** EXERCISE GOAL **
Copy each line exactly. Leave nothing out.

** MATERIAL FOR THIS TASK **
───
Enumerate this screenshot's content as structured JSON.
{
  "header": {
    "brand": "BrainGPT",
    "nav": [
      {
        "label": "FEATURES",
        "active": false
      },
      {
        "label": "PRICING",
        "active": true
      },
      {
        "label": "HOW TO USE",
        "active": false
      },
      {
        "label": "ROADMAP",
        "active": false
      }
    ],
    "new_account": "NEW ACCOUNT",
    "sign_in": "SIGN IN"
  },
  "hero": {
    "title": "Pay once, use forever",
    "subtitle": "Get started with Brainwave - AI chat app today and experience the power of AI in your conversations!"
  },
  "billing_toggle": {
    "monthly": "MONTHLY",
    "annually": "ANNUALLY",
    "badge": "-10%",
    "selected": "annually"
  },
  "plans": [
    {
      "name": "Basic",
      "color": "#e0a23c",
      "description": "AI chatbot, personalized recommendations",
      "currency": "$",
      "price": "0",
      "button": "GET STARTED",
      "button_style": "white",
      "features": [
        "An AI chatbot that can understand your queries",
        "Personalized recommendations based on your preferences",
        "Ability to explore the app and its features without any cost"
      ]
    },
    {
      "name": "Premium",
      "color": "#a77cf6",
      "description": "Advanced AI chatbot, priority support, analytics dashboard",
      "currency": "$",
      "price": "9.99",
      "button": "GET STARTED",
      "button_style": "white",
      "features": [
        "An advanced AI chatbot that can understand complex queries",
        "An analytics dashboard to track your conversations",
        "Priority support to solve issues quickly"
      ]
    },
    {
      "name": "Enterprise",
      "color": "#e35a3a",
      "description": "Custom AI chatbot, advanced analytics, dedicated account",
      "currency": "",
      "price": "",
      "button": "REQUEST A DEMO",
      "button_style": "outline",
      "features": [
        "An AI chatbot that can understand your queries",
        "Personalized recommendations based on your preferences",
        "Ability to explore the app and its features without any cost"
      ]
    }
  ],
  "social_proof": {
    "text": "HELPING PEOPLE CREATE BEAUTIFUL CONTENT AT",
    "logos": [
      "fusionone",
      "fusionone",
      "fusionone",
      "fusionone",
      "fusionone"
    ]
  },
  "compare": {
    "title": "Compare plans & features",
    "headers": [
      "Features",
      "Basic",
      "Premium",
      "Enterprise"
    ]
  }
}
───
** THE ANSWER **
Enumerate this screenshot's content as structured JSON.
{
  "header": {
    "brand": "BrainGPT",
    "nav": [
      {
        "label": "FEATURES",
        "active": false
      },
      {
        "label": "PRICING",
        "active": true
      },
      {
        "label": "HOW TO USE",
        "active": false
      },
      {
        "label": "ROADMAP",
        "active": false
      }
    ],
    "new_account": "NEW ACCOUNT",
    "sign_in": "SIGN IN"
  },
  "hero": {
    "title": "Pay once, use forever",
    "subtitle": "Get started with Brainwave - AI chat app today and experience the power of AI in your conversations!"
  },
  "billing_toggle": {
    "monthly": "MONTHLY",
    "annually": "ANNUALLY",
    "badge": "-10%",
    "selected": "annually"
  },
  "plans": [
    {
      "name": "Basic",
      "color": "#e0a23c",
      "description": "AI chatbot, personalized recommendations",
      "currency": "$",
      "price": "0",
      "button": "GET STARTED",
      "button_style": "white",
      "features": [
        "An AI chatbot that can understand your queries",
        "Personalized recommendations based on your preferences",
        "Ability to explore the app and its features without any cost"
      ]
    },
    {
      "name": "Premium",
      "color": "#a77cf6",
      "description": "Advanced AI chatbot, priority support, analytics dashboard",
      "currency": "$",
      "price": "9.99",
      "button": "GET STARTED",
      "button_style": "white",
      "features": [
        "An advanced AI chatbot that can understand complex queries",
        "An analytics dashboard to track your conversations",
        "Priority support to solve issues quickly"
      ]
    },
    {
      "name": "Enterprise",
      "color": "#e35a3a",
      "description": "Custom AI chatbot, advanced analytics, dedicated account",
      "currency": "",
      "price": "",
      "button": "REQUEST A DEMO",
      "button_style": "outline",
      "features": [
        "An AI chatbot that can understand your queries",
        "Personalized recommendations based on your preferences",
        "Ability to explore the app and its features without any cost"
      ]
    }
  ],
  "social_proof": {
    "text": "HELPING PEOPLE CREATE BEAUTIFUL CONTENT AT",
    "logos": [
      "fusionone",
      "fusionone",
      "fusionone",
      "fusionone",
      "fusionone"
    ]
  },
  "compare": {
    "title": "Compare plans & features",
    "headers": [
      "Features",
      "Basic",
      "Premium",
      "Enterprise"
    ]
  }
}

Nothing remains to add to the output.